- AIM: Write the data out again, exactly as given.

++++ EXCERPTED RECORDS

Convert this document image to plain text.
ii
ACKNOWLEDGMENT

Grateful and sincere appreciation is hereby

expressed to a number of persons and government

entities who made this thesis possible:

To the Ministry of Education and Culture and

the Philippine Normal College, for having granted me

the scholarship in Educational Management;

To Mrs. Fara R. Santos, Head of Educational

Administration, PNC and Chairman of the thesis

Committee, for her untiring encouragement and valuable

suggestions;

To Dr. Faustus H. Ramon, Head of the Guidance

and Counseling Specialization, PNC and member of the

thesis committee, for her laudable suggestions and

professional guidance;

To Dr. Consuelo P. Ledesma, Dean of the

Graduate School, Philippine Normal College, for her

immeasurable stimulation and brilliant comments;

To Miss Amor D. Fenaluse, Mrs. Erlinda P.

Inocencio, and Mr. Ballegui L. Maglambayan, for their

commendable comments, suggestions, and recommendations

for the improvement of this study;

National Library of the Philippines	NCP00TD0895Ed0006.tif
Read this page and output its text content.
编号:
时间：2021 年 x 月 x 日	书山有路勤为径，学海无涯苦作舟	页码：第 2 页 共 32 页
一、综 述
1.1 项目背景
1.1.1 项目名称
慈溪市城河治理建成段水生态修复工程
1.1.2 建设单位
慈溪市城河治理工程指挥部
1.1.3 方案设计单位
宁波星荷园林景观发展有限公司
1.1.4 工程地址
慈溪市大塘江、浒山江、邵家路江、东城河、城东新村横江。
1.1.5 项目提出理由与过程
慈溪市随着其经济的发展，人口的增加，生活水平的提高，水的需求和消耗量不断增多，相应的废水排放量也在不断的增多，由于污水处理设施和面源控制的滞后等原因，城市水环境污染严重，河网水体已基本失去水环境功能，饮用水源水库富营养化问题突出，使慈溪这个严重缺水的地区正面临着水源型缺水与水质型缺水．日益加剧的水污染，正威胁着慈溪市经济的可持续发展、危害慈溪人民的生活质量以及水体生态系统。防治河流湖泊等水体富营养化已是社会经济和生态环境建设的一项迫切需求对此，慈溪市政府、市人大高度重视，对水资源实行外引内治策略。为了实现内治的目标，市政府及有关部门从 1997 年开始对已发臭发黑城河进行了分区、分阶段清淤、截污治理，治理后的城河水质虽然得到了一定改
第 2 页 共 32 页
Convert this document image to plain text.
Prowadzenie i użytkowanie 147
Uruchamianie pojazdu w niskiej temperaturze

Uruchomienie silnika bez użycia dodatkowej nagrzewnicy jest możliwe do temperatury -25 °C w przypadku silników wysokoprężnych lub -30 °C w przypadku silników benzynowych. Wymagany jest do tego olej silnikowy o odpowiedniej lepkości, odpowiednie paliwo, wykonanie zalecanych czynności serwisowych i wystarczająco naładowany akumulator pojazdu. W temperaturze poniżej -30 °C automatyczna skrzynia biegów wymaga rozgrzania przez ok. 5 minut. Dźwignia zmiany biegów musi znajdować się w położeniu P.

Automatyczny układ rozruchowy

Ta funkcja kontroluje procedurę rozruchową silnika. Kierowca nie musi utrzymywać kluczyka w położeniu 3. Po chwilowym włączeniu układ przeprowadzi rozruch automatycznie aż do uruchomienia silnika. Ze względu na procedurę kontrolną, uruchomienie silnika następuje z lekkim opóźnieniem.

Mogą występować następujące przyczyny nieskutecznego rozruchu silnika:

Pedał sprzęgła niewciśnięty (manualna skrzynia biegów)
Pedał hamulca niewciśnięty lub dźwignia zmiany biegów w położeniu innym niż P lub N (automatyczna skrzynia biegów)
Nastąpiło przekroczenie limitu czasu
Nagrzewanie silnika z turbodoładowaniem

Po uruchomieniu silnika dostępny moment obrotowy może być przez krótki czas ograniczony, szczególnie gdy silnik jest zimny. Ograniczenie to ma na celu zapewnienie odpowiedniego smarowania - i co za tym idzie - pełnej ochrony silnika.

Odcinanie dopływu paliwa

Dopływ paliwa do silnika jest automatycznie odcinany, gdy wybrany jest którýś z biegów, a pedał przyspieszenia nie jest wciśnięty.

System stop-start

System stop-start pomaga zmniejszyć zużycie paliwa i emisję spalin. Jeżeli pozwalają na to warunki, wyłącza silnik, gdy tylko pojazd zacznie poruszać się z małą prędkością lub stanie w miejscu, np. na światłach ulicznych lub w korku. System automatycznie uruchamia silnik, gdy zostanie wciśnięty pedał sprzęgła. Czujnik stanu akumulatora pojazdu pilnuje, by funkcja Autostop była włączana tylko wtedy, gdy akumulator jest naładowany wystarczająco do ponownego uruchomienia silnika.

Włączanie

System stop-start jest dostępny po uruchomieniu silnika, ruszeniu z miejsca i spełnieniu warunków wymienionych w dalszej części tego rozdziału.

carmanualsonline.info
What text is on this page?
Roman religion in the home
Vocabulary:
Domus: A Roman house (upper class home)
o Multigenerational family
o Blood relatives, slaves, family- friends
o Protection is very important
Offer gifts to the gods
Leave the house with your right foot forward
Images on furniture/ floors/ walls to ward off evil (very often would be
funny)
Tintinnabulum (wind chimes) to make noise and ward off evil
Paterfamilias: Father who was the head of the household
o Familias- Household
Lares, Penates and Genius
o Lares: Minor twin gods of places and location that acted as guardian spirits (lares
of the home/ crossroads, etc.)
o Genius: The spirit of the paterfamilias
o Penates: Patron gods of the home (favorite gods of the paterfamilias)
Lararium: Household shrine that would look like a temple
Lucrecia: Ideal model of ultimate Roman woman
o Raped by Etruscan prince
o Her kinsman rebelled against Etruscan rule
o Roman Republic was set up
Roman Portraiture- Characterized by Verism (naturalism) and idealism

++++++++

- REPLY:
Convert this document image to plain text.
ii
ACKNOWLEDGMENT

Grateful and sincere appreciation is hereby

expressed to a number of persons and government

entities who made this thesis possible:

To the Ministry of Education and Culture and

the Philippine Normal College, for having granted me

the scholarship in Educational Management;

To Mrs. Fara R. Santos, Head of Educational

Administration, PNC and Chairman of the thesis

Committee, for her untiring encouragement and valuable

suggestions;

To Dr. Faustus H. Ramon, Head of the Guidance

and Counseling Specialization, PNC and member of the

thesis committee, for her laudable suggestions and

professional guidance;

To Dr. Consuelo P. Ledesma, Dean of the

Graduate School, Philippine Normal College, for her

immeasurable stimulation and brilliant comments;

To Miss Amor D. Fenaluse, Mrs. Erlinda P.

Inocencio, and Mr. Ballegui L. Maglambayan, for their

commendable comments, suggestions, and recommendations

for the improvement of this study;

National Library of the Philippines	NCP00TD0895Ed0006.tif
Read this page and output its text content.
编号:
时间：2021 年 x 月 x 日	书山有路勤为径，学海无涯苦作舟	页码：第 2 页 共 32 页
一、综 述
1.1 项目背景
1.1.1 项目名称
慈溪市城河治理建成段水生态修复工程
1.1.2 建设单位
慈溪市城河治理工程指挥部
1.1.3 方案设计单位
宁波星荷园林景观发展有限公司
1.1.4 工程地址
慈溪市大塘江、浒山江、邵家路江、东城河、城东新村横江。
1.1.5 项目提出理由与过程
慈溪市随着其经济的发展，人口的增加，生活水平的提高，水的需求和消耗量不断增多，相应的废水排放量也在不断的增多，由于污水处理设施和面源控制的滞后等原因，城市水环境污染严重，河网水体已基本失去水环境功能，饮用水源水库富营养化问题突出，使慈溪这个严重缺水的地区正面临着水源型缺水与水质型缺水．日益加剧的水污染，正威胁着慈溪市经济的可持续发展、危害慈溪人民的生活质量以及水体生态系统。防治河流湖泊等水体富营养化已是社会经济和生态环境建设的一项迫切需求对此，慈溪市政府、市人大高度重视，对水资源实行外引内治策略。为了实现内治的目标，市政府及有关部门从 1997 年开始对已发臭发黑城河进行了分区、分阶段清淤、截污治理，治理后的城河水质虽然得到了一定改
第 2 页 共 32 页
Convert this document image to plain text.
Prowadzenie i użytkowanie 147
Uruchamianie pojazdu w niskiej temperaturze

Uruchomienie silnika bez użycia dodatkowej nagrzewnicy jest możliwe do temperatury -25 °C w przypadku silników wysokoprężnych lub -30 °C w przypadku silników benzynowych. Wymagany jest do tego olej silnikowy o odpowiedniej lepkości, odpowiednie paliwo, wykonanie zalecanych czynności serwisowych i wystarczająco naładowany akumulator pojazdu. W temperaturze poniżej -30 °C automatyczna skrzynia biegów wymaga rozgrzania przez ok. 5 minut. Dźwignia zmiany biegów musi znajdować się w położeniu P.

Automatyczny układ rozruchowy

Ta funkcja kontroluje procedurę rozruchową silnika. Kierowca nie musi utrzymywać kluczyka w położeniu 3. Po chwilowym włączeniu układ przeprowadzi rozruch automatycznie aż do uruchomienia silnika. Ze względu na procedurę kontrolną, uruchomienie silnika następuje z lekkim opóźnieniem.

Mogą występować następujące przyczyny nieskutecznego rozruchu silnika:

Pedał sprzęgła niewciśnięty (manualna skrzynia biegów)
Pedał hamulca niewciśnięty lub dźwignia zmiany biegów w położeniu innym niż P lub N (automatyczna skrzynia biegów)
Nastąpiło przekroczenie limitu czasu
Nagrzewanie silnika z turbodoładowaniem

Po uruchomieniu silnika dostępny moment obrotowy może być przez krótki czas ograniczony, szczególnie gdy silnik jest zimny. Ograniczenie to ma na celu zapewnienie odpowiedniego smarowania - i co za tym idzie - pełnej ochrony silnika.

Odcinanie dopływu paliwa

Dopływ paliwa do silnika jest automatycznie odcinany, gdy wybrany jest którýś z biegów, a pedał przyspieszenia nie jest wciśnięty.

System stop-start

System stop-start pomaga zmniejszyć zużycie paliwa i emisję spalin. Jeżeli pozwalają na to warunki, wyłącza silnik, gdy tylko pojazd zacznie poruszać się z małą prędkością lub stanie w miejscu, np. na światłach ulicznych lub w korku. System automatycznie uruchamia silnik, gdy zostanie wciśnięty pedał sprzęgła. Czujnik stanu akumulatora pojazdu pilnuje, by funkcja Autostop była włączana tylko wtedy, gdy akumulator jest naładowany wystarczająco do ponownego uruchomienia silnika.

Włączanie

System stop-start jest dostępny po uruchomieniu silnika, ruszeniu z miejsca i spełnieniu warunków wymienionych w dalszej części tego rozdziału.

carmanualsonline.info
What text is on this page?
Roman religion in the home
Vocabulary:
Domus: A Roman house (upper class home)
o Multigenerational family
o Blood relatives, slaves, family- friends
o Protection is very important
Offer gifts to the gods
Leave the house with your right foot forward
Images on furniture/ floors/ walls to ward off evil (very often would be
funny)
Tintinnabulum (wind chimes) to make noise and ward off evil
Paterfamilias: Father who was the head of the household
o Familias- Household
Lares, Penates and Genius
o Lares: Minor twin gods of places and location that acted as guardian spirits (lares
of the home/ crossroads, etc.)
o Genius: The spirit of the paterfamilias
o Penates: Patron gods of the home (favorite gods of the paterfamilias)
Lararium: Household shrine that would look like a temple
Lucrecia: Ideal model of ultimate Roman woman
o Raped by Etruscan prince
o Her kinsman rebelled against Etruscan rule
o Roman Republic was set up
Roman Portraiture- Characterized by Verism (naturalism) and idealism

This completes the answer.